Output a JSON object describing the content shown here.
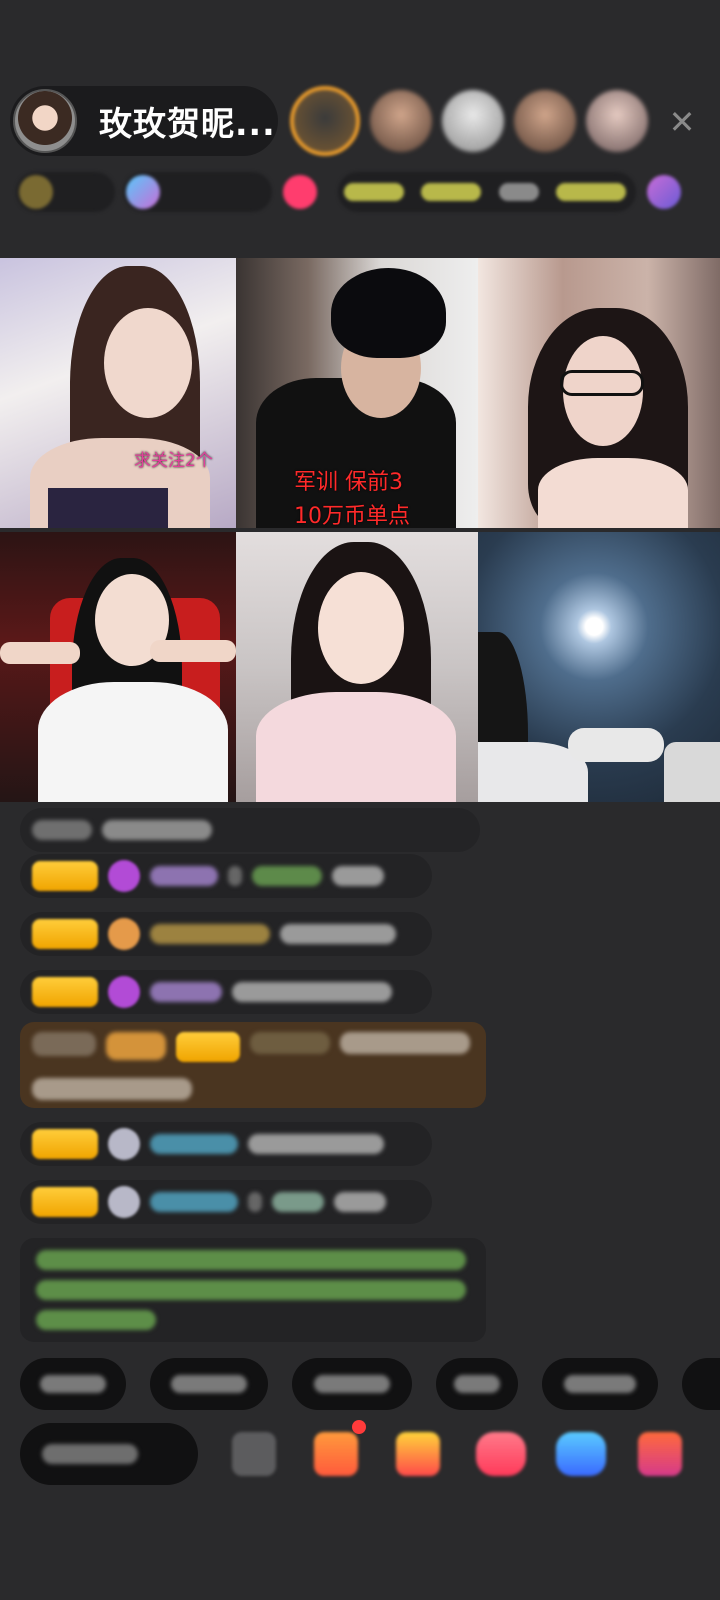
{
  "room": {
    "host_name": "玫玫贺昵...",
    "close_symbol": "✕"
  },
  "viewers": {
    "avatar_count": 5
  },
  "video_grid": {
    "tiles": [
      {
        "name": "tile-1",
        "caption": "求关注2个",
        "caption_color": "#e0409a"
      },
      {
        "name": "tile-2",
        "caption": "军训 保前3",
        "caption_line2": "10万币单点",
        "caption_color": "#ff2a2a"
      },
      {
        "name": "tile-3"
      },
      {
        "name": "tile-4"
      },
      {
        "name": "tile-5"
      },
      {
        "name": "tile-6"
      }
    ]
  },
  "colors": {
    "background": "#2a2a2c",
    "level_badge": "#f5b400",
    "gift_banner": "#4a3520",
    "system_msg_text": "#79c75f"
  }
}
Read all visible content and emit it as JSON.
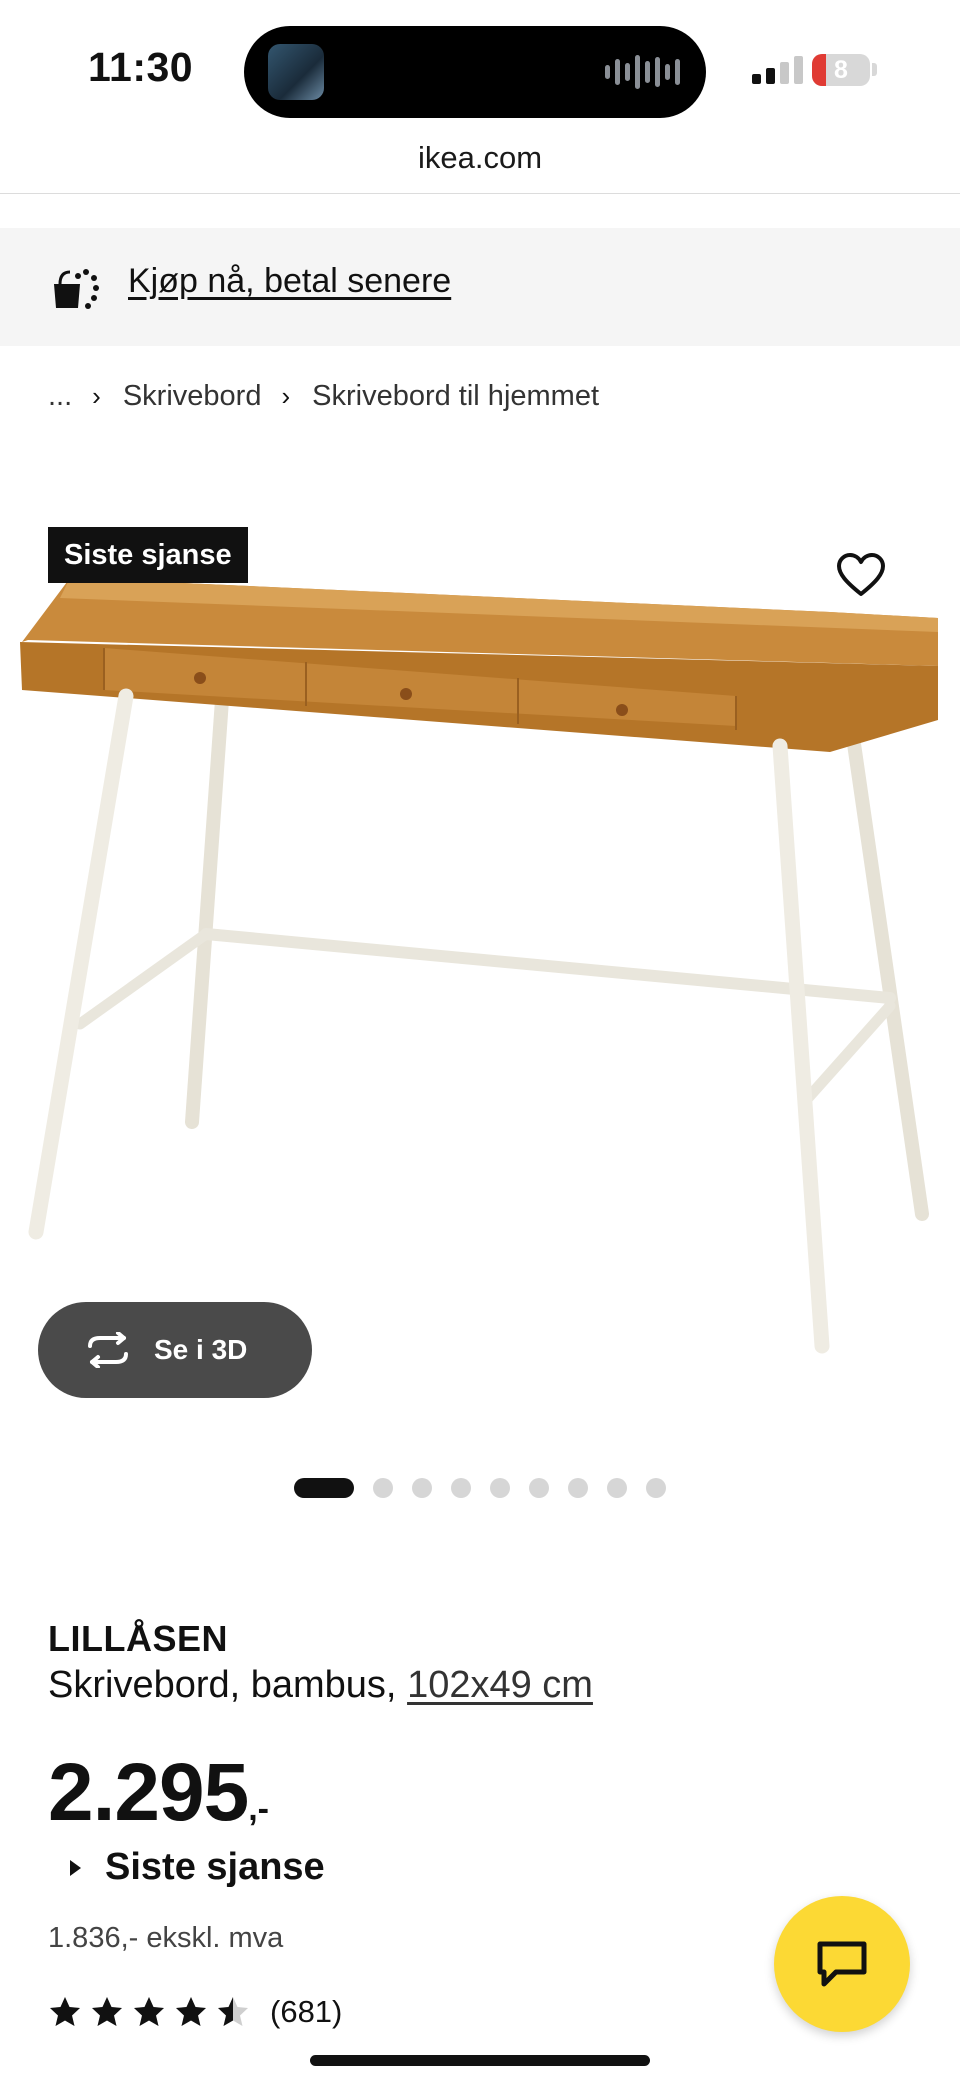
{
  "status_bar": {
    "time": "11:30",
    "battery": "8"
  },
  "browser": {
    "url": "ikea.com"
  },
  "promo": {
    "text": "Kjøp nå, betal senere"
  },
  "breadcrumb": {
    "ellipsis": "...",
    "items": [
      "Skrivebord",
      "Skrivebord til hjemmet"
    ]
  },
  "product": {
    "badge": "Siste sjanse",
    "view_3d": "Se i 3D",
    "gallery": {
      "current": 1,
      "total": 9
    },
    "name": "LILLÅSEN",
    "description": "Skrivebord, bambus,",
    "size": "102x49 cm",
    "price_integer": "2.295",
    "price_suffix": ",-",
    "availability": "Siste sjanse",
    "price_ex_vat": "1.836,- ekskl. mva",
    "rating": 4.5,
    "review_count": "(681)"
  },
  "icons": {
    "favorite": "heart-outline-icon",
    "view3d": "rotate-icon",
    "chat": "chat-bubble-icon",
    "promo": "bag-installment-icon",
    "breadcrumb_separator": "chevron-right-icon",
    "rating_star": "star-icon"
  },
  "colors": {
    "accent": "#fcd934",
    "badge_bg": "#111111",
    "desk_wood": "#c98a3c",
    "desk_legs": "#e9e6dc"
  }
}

__Problem details__.
Return the material exactly as given, apart from the pictures.

__Answer to this task__.
Output a JSON object describing the content shown here.
{
  "room": {
    "host_name": "玫玫贺昵...",
    "close_symbol": "✕"
  },
  "viewers": {
    "avatar_count": 5
  },
  "video_grid": {
    "tiles": [
      {
        "name": "tile-1",
        "caption": "求关注2个",
        "caption_color": "#e0409a"
      },
      {
        "name": "tile-2",
        "caption": "军训 保前3",
        "caption_line2": "10万币单点",
        "caption_color": "#ff2a2a"
      },
      {
        "name": "tile-3"
      },
      {
        "name": "tile-4"
      },
      {
        "name": "tile-5"
      },
      {
        "name": "tile-6"
      }
    ]
  },
  "colors": {
    "background": "#2a2a2c",
    "level_badge": "#f5b400",
    "gift_banner": "#4a3520",
    "system_msg_text": "#79c75f"
  }
}
Read all visible content and emit it as JSON.
{
  "status_bar": {
    "time": "11:30",
    "battery": "8"
  },
  "browser": {
    "url": "ikea.com"
  },
  "promo": {
    "text": "Kjøp nå, betal senere"
  },
  "breadcrumb": {
    "ellipsis": "...",
    "items": [
      "Skrivebord",
      "Skrivebord til hjemmet"
    ]
  },
  "product": {
    "badge": "Siste sjanse",
    "view_3d": "Se i 3D",
    "gallery": {
      "current": 1,
      "total": 9
    },
    "name": "LILLÅSEN",
    "description": "Skrivebord, bambus,",
    "size": "102x49 cm",
    "price_integer": "2.295",
    "price_suffix": ",-",
    "availability": "Siste sjanse",
    "price_ex_vat": "1.836,- ekskl. mva",
    "rating": 4.5,
    "review_count": "(681)"
  },
  "icons": {
    "favorite": "heart-outline-icon",
    "view3d": "rotate-icon",
    "chat": "chat-bubble-icon",
    "promo": "bag-installment-icon",
    "breadcrumb_separator": "chevron-right-icon",
    "rating_star": "star-icon"
  },
  "colors": {
    "accent": "#fcd934",
    "badge_bg": "#111111",
    "desk_wood": "#c98a3c",
    "desk_legs": "#e9e6dc"
  }
}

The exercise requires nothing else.